=== Saved entries ===
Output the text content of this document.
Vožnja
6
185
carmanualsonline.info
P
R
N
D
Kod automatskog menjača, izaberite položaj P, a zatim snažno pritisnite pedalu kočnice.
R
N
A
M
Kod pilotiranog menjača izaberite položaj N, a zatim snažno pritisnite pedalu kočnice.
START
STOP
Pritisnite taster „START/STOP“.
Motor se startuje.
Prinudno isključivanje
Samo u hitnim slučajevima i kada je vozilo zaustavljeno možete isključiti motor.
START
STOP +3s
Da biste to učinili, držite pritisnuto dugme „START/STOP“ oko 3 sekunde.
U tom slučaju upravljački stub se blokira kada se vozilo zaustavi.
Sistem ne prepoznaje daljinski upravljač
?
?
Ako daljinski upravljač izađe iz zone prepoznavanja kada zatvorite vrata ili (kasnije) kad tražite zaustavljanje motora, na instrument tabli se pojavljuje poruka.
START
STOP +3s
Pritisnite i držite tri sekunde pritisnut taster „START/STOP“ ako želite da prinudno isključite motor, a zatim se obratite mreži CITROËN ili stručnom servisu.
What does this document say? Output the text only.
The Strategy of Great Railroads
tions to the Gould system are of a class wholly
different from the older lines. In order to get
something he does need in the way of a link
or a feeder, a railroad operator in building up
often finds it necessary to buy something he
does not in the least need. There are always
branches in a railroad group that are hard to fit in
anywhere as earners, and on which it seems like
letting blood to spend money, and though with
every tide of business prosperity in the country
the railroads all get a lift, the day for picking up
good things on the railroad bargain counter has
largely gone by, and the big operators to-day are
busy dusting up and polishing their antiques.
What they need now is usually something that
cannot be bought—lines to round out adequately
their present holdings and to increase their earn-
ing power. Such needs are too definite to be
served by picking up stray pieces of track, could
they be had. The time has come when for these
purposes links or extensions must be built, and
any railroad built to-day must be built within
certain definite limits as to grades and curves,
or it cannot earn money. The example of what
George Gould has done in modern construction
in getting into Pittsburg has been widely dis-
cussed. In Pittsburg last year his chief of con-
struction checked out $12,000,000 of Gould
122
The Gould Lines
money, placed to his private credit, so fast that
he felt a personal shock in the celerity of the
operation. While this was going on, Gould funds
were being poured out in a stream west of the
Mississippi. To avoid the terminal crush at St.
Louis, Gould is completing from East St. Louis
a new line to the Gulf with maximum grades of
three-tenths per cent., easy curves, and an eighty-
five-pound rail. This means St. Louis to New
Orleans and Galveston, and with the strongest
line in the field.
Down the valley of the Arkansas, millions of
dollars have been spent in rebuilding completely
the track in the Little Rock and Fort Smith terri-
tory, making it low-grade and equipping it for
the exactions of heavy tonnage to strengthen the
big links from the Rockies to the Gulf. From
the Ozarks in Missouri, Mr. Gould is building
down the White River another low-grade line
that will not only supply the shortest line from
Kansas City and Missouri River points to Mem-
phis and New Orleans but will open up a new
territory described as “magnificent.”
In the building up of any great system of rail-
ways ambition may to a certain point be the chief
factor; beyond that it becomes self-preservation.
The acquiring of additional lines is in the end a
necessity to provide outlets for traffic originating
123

=== Problem description ===
Recopy the entries above in their entirety, exactly.

=== Solved problem ===
Output the text content of this document.
Vožnja
6
185
carmanualsonline.info
P
R
N
D
Kod automatskog menjača, izaberite položaj P, a zatim snažno pritisnite pedalu kočnice.
R
N
A
M
Kod pilotiranog menjača izaberite položaj N, a zatim snažno pritisnite pedalu kočnice.
START
STOP
Pritisnite taster „START/STOP“.
Motor se startuje.
Prinudno isključivanje
Samo u hitnim slučajevima i kada je vozilo zaustavljeno možete isključiti motor.
START
STOP +3s
Da biste to učinili, držite pritisnuto dugme „START/STOP“ oko 3 sekunde.
U tom slučaju upravljački stub se blokira kada se vozilo zaustavi.
Sistem ne prepoznaje daljinski upravljač
?
?
Ako daljinski upravljač izađe iz zone prepoznavanja kada zatvorite vrata ili (kasnije) kad tražite zaustavljanje motora, na instrument tabli se pojavljuje poruka.
START
STOP +3s
Pritisnite i držite tri sekunde pritisnut taster „START/STOP“ ako želite da prinudno isključite motor, a zatim se obratite mreži CITROËN ili stručnom servisu.
What does this document say? Output the text only.
The Strategy of Great Railroads
tions to the Gould system are of a class wholly
different from the older lines. In order to get
something he does need in the way of a link
or a feeder, a railroad operator in building up
often finds it necessary to buy something he
does not in the least need. There are always
branches in a railroad group that are hard to fit in
anywhere as earners, and on which it seems like
letting blood to spend money, and though with
every tide of business prosperity in the country
the railroads all get a lift, the day for picking up
good things on the railroad bargain counter has
largely gone by, and the big operators to-day are
busy dusting up and polishing their antiques.
What they need now is usually something that
cannot be bought—lines to round out adequately
their present holdings and to increase their earn-
ing power. Such needs are too definite to be
served by picking up stray pieces of track, could
they be had. The time has come when for these
purposes links or extensions must be built, and
any railroad built to-day must be built within
certain definite limits as to grades and curves,
or it cannot earn money. The example of what
George Gould has done in modern construction
in getting into Pittsburg has been widely dis-
cussed. In Pittsburg last year his chief of con-
struction checked out $12,000,000 of Gould
122
The Gould Lines
money, placed to his private credit, so fast that
he felt a personal shock in the celerity of the
operation. While this was going on, Gould funds
were being poured out in a stream west of the
Mississippi. To avoid the terminal crush at St.
Louis, Gould is completing from East St. Louis
a new line to the Gulf with maximum grades of
three-tenths per cent., easy curves, and an eighty-
five-pound rail. This means St. Louis to New
Orleans and Galveston, and with the strongest
line in the field.
Down the valley of the Arkansas, millions of
dollars have been spent in rebuilding completely
the track in the Little Rock and Fort Smith terri-
tory, making it low-grade and equipping it for
the exactions of heavy tonnage to strengthen the
big links from the Rockies to the Gulf. From
the Ozarks in Missouri, Mr. Gould is building
down the White River another low-grade line
that will not only supply the shortest line from
Kansas City and Missouri River points to Mem-
phis and New Orleans but will open up a new
territory described as “magnificent.”
In the building up of any great system of rail-
ways ambition may to a certain point be the chief
factor; beyond that it becomes self-preservation.
The acquiring of additional lines is in the end a
necessity to provide outlets for traffic originating
123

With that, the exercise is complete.